**What to work on:**
From the reality-show recap, return the passage starting at "If you were" and ending at "painful personal experience.", copied word for word.

**Supplied text:**

============================================================

Only fifteen minutes and three housemates in, but there’s already a secret mission. It appears that Sophie and Lauren are going to be stuck in a ‘cult temple’ with Louis and his incessant, “Oooh, backdoor, stop it” nonsense. Congratulations to Endemol then, for making Sophie Anderton look like the lowest maintenance housemate. The temple itself looks more like a day-spa and brothel; Louis and Lauren spend their time judging the quality of the soft furnishings, while Sophie pretends to be easy-going. They’ve also got a live feed so they can watch the new housemates enter the main compound, plus notes on each new inhabitant. I think that means they’ve been given Emma’s script.
This year’s soap stars come as a BOGOF deal; Bruce Jones and Vicky Entwhistle. Since leaving the Weatherfield cobbles, she’s done some theatre and he’s lived in a caravan. Ah, smell the celebrity –Emma might describe them as “soap legends” but they’re bringing all the glamour and sophistication of a Matalan fire sale. “Why are you so scared?” Emma asks a trembling Vicky. “I am scared,” the actress answers unhelpfully. The two of them enter the house and seem genuinely supportive of one another, which is nice. But as Vicky descends the stairs and declares “Oooh, I’ve got them weighing scales at ‘ome” it’s clear that she didn’t have to dig deep to find Janice Battersby.
If you were thinking that Lauren Harries was going to be this series’ most inexplicable curio, you were wrong. Despite looking a good two decades older than her tender 18 years, Courtney Stodden gained a certain degree of notoriety in 2011, when she married the creepy 50 year-old actor Doug Hutchinson. Rather than just saying she married an older man, the walking cautionary tale explains cryptically: “I’m best known for my controversial union” – as though she spends her time picketing for strippers’employment rights. She adds “it’s hard to raise eyebrows in Hollywood” and given her disturbingly immobile expression, it’s clear she speaks from painful personal experience.

============================================================

**Data supplied:**
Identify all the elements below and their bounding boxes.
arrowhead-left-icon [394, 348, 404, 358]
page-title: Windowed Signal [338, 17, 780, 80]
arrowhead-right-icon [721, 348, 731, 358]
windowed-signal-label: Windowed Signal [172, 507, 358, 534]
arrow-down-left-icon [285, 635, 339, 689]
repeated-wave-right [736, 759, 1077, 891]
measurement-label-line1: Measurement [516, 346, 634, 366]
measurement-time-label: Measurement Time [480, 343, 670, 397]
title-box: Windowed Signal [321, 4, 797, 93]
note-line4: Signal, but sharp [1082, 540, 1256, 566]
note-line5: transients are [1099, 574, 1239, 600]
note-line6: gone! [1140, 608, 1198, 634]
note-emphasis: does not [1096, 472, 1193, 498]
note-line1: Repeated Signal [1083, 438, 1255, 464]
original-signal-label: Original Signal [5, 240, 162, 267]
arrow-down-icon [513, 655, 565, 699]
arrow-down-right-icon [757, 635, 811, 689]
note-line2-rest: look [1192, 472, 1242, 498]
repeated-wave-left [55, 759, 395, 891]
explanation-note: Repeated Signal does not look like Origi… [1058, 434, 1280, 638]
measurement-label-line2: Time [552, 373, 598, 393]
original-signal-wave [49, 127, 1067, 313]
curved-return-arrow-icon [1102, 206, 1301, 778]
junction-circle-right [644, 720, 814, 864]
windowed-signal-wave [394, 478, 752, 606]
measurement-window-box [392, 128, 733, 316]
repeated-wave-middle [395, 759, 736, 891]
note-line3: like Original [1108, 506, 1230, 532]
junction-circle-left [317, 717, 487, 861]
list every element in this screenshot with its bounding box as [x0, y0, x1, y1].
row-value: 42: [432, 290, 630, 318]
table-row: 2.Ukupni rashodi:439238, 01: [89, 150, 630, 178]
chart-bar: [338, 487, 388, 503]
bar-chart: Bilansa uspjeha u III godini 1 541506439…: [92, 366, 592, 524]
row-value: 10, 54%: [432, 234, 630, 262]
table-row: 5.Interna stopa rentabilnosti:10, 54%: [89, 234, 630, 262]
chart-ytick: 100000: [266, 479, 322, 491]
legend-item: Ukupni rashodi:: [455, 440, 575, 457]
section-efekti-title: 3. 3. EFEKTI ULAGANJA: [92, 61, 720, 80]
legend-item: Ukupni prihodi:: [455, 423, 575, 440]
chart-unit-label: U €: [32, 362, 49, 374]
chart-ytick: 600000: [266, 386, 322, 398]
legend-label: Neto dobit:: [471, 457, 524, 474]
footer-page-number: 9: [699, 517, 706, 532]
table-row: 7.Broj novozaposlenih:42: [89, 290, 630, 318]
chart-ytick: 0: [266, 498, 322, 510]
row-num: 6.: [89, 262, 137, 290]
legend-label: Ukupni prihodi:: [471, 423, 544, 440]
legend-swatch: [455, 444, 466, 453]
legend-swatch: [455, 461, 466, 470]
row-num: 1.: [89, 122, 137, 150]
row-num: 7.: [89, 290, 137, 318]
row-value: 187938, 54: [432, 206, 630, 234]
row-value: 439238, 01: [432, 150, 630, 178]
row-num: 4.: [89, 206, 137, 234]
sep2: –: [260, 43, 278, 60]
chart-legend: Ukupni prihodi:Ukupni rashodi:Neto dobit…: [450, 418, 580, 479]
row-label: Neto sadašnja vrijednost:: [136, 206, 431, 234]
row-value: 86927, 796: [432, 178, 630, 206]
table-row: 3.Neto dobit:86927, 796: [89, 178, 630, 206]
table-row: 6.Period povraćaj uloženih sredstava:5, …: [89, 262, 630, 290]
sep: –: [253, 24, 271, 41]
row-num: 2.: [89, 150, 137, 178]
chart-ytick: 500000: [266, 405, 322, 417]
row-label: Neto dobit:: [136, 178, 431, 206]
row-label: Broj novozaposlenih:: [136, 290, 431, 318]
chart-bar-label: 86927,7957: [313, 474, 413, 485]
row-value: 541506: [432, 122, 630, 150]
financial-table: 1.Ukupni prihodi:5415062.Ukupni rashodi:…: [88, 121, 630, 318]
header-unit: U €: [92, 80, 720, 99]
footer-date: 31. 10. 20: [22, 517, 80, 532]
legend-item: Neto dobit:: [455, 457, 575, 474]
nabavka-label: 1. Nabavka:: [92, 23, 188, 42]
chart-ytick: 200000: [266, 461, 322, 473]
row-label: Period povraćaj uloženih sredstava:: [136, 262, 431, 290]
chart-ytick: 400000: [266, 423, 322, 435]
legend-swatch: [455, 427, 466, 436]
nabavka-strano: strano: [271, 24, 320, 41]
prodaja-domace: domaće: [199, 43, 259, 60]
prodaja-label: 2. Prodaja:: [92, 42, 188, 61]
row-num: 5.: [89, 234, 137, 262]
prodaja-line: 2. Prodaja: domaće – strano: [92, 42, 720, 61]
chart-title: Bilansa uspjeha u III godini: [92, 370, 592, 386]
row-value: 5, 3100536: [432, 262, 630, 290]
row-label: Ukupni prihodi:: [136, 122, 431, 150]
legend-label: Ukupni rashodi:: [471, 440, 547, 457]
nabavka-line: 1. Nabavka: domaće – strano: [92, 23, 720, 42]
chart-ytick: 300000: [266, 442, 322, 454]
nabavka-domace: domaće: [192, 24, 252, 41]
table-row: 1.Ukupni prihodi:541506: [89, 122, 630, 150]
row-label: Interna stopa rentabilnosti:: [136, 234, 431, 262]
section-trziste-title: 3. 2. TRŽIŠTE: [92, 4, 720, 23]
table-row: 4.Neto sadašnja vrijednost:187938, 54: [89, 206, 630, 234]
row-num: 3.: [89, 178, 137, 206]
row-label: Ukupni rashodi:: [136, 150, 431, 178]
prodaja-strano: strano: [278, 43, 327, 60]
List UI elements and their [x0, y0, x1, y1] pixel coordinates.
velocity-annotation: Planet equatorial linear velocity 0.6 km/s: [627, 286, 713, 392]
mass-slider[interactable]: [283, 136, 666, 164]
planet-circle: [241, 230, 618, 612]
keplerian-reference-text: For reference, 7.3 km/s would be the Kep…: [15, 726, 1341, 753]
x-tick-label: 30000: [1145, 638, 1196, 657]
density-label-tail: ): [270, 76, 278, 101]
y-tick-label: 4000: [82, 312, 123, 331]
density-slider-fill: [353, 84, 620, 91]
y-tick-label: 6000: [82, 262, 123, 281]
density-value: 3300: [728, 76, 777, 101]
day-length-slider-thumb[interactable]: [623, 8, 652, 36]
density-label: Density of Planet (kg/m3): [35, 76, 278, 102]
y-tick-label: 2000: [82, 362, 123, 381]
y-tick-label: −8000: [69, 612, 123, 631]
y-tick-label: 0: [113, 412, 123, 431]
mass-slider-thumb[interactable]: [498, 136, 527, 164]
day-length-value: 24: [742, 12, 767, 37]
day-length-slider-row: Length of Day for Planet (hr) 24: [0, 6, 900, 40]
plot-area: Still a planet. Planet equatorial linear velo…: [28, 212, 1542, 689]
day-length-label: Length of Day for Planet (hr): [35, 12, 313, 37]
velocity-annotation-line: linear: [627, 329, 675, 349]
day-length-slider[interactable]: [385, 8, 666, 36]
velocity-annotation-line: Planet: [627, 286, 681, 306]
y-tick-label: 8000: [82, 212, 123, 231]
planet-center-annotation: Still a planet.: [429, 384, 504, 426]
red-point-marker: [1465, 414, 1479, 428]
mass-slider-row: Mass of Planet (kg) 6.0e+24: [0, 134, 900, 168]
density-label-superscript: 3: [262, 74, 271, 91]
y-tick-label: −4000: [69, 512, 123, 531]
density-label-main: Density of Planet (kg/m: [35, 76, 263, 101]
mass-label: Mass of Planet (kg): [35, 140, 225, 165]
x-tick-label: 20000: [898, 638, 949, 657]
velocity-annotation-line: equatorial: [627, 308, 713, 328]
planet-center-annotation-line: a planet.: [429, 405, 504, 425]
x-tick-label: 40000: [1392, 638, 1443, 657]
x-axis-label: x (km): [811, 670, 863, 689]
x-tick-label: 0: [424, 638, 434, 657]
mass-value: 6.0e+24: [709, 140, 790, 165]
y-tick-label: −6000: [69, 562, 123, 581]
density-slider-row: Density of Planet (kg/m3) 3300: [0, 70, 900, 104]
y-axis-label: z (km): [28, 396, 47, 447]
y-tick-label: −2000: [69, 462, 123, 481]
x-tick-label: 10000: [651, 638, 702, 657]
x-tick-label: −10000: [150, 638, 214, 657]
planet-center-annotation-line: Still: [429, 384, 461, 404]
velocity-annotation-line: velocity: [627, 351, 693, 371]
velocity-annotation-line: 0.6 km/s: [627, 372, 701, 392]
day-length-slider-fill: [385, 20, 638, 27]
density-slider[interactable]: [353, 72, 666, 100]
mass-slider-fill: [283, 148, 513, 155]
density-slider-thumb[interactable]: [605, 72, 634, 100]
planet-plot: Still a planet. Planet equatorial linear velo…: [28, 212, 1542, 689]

============================================================

**Solution to this problem:**
If you were thinking that Lauren Harries was going to be this series’ most inexplicable curio, you were wrong. Despite looking a good two decades older than her tender 18 years, Courtney Stodden gained a certain degree of notoriety in 2011, when she married the creepy 50 year-old actor Doug Hutchinson. Rather than just saying she married an older man, the walking cautionary tale explains cryptically: “I’m best known for my controversial union” – as though she spends her time picketing for strippers’employment rights. She adds “it’s hard to raise eyebrows in Hollywood” and given her disturbingly immobile expression, it’s clear she speaks from painful personal experience.